What you are asked to do:
Transcribe the listing that follows in full, omitting pictures.

= = =

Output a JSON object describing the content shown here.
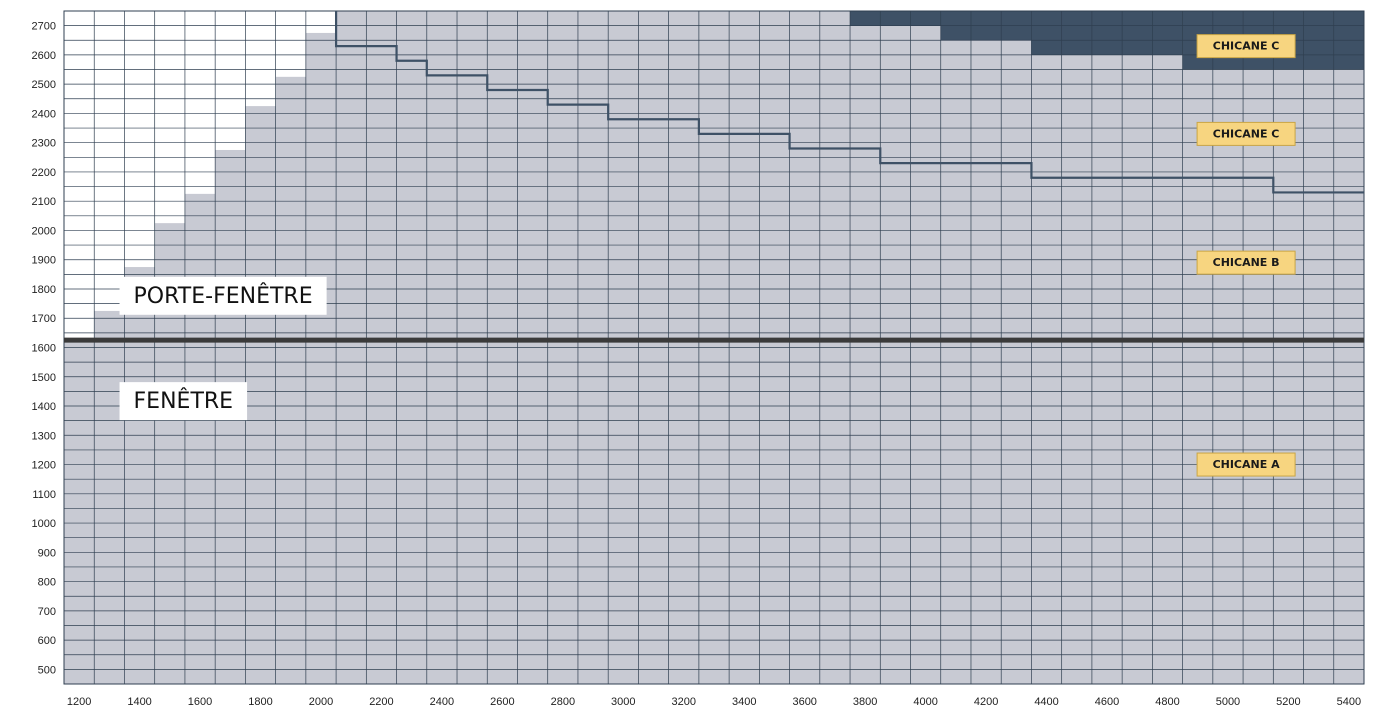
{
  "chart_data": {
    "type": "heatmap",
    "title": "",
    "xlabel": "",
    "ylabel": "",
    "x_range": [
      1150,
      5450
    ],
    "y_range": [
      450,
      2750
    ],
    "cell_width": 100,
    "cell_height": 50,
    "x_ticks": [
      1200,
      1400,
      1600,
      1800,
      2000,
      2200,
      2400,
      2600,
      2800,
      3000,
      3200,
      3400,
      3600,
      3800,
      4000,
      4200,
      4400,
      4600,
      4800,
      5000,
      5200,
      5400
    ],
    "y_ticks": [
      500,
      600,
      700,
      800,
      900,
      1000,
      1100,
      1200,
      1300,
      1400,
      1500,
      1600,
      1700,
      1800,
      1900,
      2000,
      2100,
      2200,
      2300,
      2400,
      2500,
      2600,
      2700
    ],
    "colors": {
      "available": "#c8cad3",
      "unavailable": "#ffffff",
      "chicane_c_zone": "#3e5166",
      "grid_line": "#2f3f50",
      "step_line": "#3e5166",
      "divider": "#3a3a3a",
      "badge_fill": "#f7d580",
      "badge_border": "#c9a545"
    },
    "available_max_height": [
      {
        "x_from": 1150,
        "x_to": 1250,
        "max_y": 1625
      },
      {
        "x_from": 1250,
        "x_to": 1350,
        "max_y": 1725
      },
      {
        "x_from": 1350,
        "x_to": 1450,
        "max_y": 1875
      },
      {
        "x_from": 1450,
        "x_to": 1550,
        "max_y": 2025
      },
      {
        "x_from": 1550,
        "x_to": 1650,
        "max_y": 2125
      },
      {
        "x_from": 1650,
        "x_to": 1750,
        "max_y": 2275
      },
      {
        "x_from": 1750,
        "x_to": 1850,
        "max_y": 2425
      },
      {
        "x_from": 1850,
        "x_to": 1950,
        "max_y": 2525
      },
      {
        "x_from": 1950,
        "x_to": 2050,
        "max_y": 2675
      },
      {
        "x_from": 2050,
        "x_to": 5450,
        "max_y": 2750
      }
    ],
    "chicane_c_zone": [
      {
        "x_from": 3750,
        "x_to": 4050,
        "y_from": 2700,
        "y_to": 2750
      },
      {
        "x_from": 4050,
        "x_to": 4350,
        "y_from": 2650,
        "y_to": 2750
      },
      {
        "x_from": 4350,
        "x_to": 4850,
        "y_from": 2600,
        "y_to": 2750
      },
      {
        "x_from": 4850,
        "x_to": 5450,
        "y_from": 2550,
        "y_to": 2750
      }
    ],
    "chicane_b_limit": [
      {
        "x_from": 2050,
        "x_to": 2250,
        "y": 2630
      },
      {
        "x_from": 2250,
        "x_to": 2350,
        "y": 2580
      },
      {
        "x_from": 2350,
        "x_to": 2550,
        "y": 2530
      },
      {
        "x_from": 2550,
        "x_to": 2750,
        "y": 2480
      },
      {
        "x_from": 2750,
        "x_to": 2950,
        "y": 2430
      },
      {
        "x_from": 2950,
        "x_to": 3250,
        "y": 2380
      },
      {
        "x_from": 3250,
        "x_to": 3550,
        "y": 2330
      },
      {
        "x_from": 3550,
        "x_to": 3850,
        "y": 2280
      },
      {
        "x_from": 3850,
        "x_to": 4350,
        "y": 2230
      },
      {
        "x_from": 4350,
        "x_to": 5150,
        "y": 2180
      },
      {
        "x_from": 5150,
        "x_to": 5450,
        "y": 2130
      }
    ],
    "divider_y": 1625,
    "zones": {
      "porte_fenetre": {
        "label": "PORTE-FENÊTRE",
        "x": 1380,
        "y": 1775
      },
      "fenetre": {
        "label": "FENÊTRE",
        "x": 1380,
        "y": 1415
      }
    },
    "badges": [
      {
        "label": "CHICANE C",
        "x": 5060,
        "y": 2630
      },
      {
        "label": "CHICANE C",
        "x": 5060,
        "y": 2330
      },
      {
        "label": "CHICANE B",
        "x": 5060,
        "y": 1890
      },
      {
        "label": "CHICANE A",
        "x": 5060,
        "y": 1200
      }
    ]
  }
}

= = =

Answer:
Output a JSON object describing the content shown here.
{
  "chart_data": {
    "type": "heatmap",
    "title": "",
    "xlabel": "",
    "ylabel": "",
    "x_range": [
      1150,
      5450
    ],
    "y_range": [
      450,
      2750
    ],
    "cell_width": 100,
    "cell_height": 50,
    "x_ticks": [
      1200,
      1400,
      1600,
      1800,
      2000,
      2200,
      2400,
      2600,
      2800,
      3000,
      3200,
      3400,
      3600,
      3800,
      4000,
      4200,
      4400,
      4600,
      4800,
      5000,
      5200,
      5400
    ],
    "y_ticks": [
      500,
      600,
      700,
      800,
      900,
      1000,
      1100,
      1200,
      1300,
      1400,
      1500,
      1600,
      1700,
      1800,
      1900,
      2000,
      2100,
      2200,
      2300,
      2400,
      2500,
      2600,
      2700
    ],
    "colors": {
      "available": "#c8cad3",
      "unavailable": "#ffffff",
      "chicane_c_zone": "#3e5166",
      "grid_line": "#2f3f50",
      "step_line": "#3e5166",
      "divider": "#3a3a3a",
      "badge_fill": "#f7d580",
      "badge_border": "#c9a545"
    },
    "available_max_height": [
      {
        "x_from": 1150,
        "x_to": 1250,
        "max_y": 1625
      },
      {
        "x_from": 1250,
        "x_to": 1350,
        "max_y": 1725
      },
      {
        "x_from": 1350,
        "x_to": 1450,
        "max_y": 1875
      },
      {
        "x_from": 1450,
        "x_to": 1550,
        "max_y": 2025
      },
      {
        "x_from": 1550,
        "x_to": 1650,
        "max_y": 2125
      },
      {
        "x_from": 1650,
        "x_to": 1750,
        "max_y": 2275
      },
      {
        "x_from": 1750,
        "x_to": 1850,
        "max_y": 2425
      },
      {
        "x_from": 1850,
        "x_to": 1950,
        "max_y": 2525
      },
      {
        "x_from": 1950,
        "x_to": 2050,
        "max_y": 2675
      },
      {
        "x_from": 2050,
        "x_to": 5450,
        "max_y": 2750
      }
    ],
    "chicane_c_zone": [
      {
        "x_from": 3750,
        "x_to": 4050,
        "y_from": 2700,
        "y_to": 2750
      },
      {
        "x_from": 4050,
        "x_to": 4350,
        "y_from": 2650,
        "y_to": 2750
      },
      {
        "x_from": 4350,
        "x_to": 4850,
        "y_from": 2600,
        "y_to": 2750
      },
      {
        "x_from": 4850,
        "x_to": 5450,
        "y_from": 2550,
        "y_to": 2750
      }
    ],
    "chicane_b_limit": [
      {
        "x_from": 2050,
        "x_to": 2250,
        "y": 2630
      },
      {
        "x_from": 2250,
        "x_to": 2350,
        "y": 2580
      },
      {
        "x_from": 2350,
        "x_to": 2550,
        "y": 2530
      },
      {
        "x_from": 2550,
        "x_to": 2750,
        "y": 2480
      },
      {
        "x_from": 2750,
        "x_to": 2950,
        "y": 2430
      },
      {
        "x_from": 2950,
        "x_to": 3250,
        "y": 2380
      },
      {
        "x_from": 3250,
        "x_to": 3550,
        "y": 2330
      },
      {
        "x_from": 3550,
        "x_to": 3850,
        "y": 2280
      },
      {
        "x_from": 3850,
        "x_to": 4350,
        "y": 2230
      },
      {
        "x_from": 4350,
        "x_to": 5150,
        "y": 2180
      },
      {
        "x_from": 5150,
        "x_to": 5450,
        "y": 2130
      }
    ],
    "divider_y": 1625,
    "zones": {
      "porte_fenetre": {
        "label": "PORTE-FENÊTRE",
        "x": 1380,
        "y": 1775
      },
      "fenetre": {
        "label": "FENÊTRE",
        "x": 1380,
        "y": 1415
      }
    },
    "badges": [
      {
        "label": "CHICANE C",
        "x": 5060,
        "y": 2630
      },
      {
        "label": "CHICANE C",
        "x": 5060,
        "y": 2330
      },
      {
        "label": "CHICANE B",
        "x": 5060,
        "y": 1890
      },
      {
        "label": "CHICANE A",
        "x": 5060,
        "y": 1200
      }
    ]
  }
}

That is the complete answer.